## Extracted information:
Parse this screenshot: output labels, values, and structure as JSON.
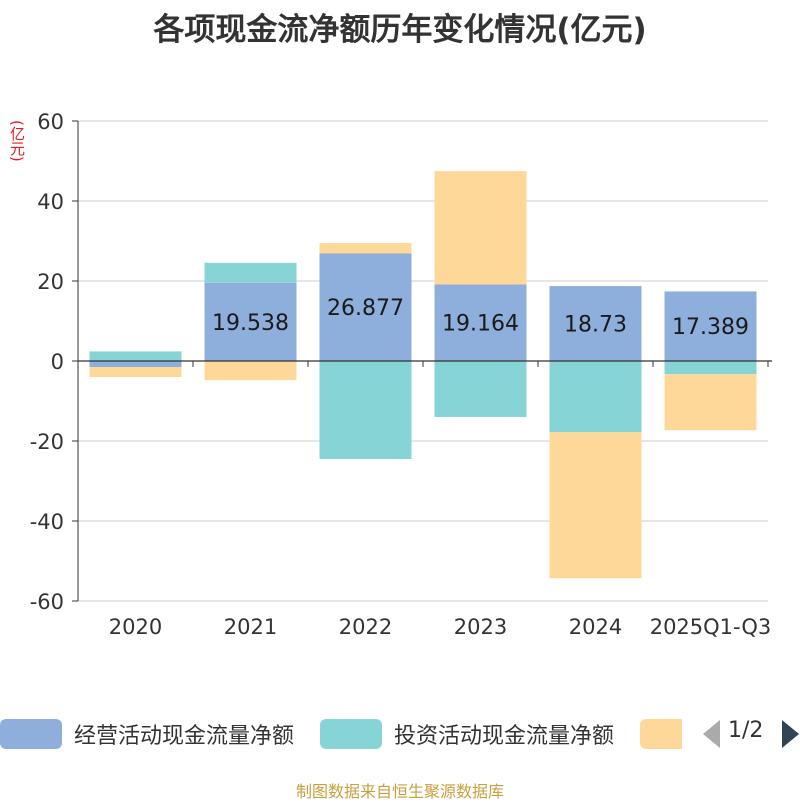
{
  "title": "各项现金流净额历年变化情况(亿元)",
  "unit_label": "(亿元)",
  "source": "制图数据来自恒生聚源数据库",
  "legend": {
    "items": [
      {
        "label": "经营活动现金流量净额",
        "color": "#8eaedb"
      },
      {
        "label": "投资活动现金流量净额",
        "color": "#86d4d6"
      },
      {
        "label": "",
        "color": "#fed898"
      }
    ],
    "pager": "1/2"
  },
  "chart_data": {
    "type": "bar",
    "stacked": true,
    "categories": [
      "2020",
      "2021",
      "2022",
      "2023",
      "2024",
      "2025Q1-Q3"
    ],
    "ylim": [
      -60,
      60
    ],
    "yticks": [
      60,
      40,
      20,
      0,
      -20,
      -40,
      -60
    ],
    "series": [
      {
        "name": "经营活动现金流量净额",
        "color": "#8eaedb",
        "values": [
          -1.5,
          19.538,
          26.877,
          19.164,
          18.73,
          17.389
        ],
        "labels": [
          "",
          "19.538",
          "26.877",
          "19.164",
          "18.73",
          "17.389"
        ]
      },
      {
        "name": "投资活动现金流量净额",
        "color": "#86d4d6",
        "values": [
          2.4,
          5.0,
          -24.5,
          -14.0,
          -17.8,
          -3.3
        ]
      },
      {
        "name": "",
        "color": "#fed898",
        "values": [
          -2.5,
          -4.8,
          2.6,
          28.3,
          -36.5,
          -14.0
        ]
      }
    ],
    "grid": true,
    "legend_position": "bottom"
  }
}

## What you will do:
From the listing above, print every entry precisely and drop the pictures.

## Correct result:
Parse this screenshot: output labels, values, and structure as JSON.
{
  "title": "各项现金流净额历年变化情况(亿元)",
  "unit_label": "(亿元)",
  "source": "制图数据来自恒生聚源数据库",
  "legend": {
    "items": [
      {
        "label": "经营活动现金流量净额",
        "color": "#8eaedb"
      },
      {
        "label": "投资活动现金流量净额",
        "color": "#86d4d6"
      },
      {
        "label": "",
        "color": "#fed898"
      }
    ],
    "pager": "1/2"
  },
  "chart_data": {
    "type": "bar",
    "stacked": true,
    "categories": [
      "2020",
      "2021",
      "2022",
      "2023",
      "2024",
      "2025Q1-Q3"
    ],
    "ylim": [
      -60,
      60
    ],
    "yticks": [
      60,
      40,
      20,
      0,
      -20,
      -40,
      -60
    ],
    "series": [
      {
        "name": "经营活动现金流量净额",
        "color": "#8eaedb",
        "values": [
          -1.5,
          19.538,
          26.877,
          19.164,
          18.73,
          17.389
        ],
        "labels": [
          "",
          "19.538",
          "26.877",
          "19.164",
          "18.73",
          "17.389"
        ]
      },
      {
        "name": "投资活动现金流量净额",
        "color": "#86d4d6",
        "values": [
          2.4,
          5.0,
          -24.5,
          -14.0,
          -17.8,
          -3.3
        ]
      },
      {
        "name": "",
        "color": "#fed898",
        "values": [
          -2.5,
          -4.8,
          2.6,
          28.3,
          -36.5,
          -14.0
        ]
      }
    ],
    "grid": true,
    "legend_position": "bottom"
  }
}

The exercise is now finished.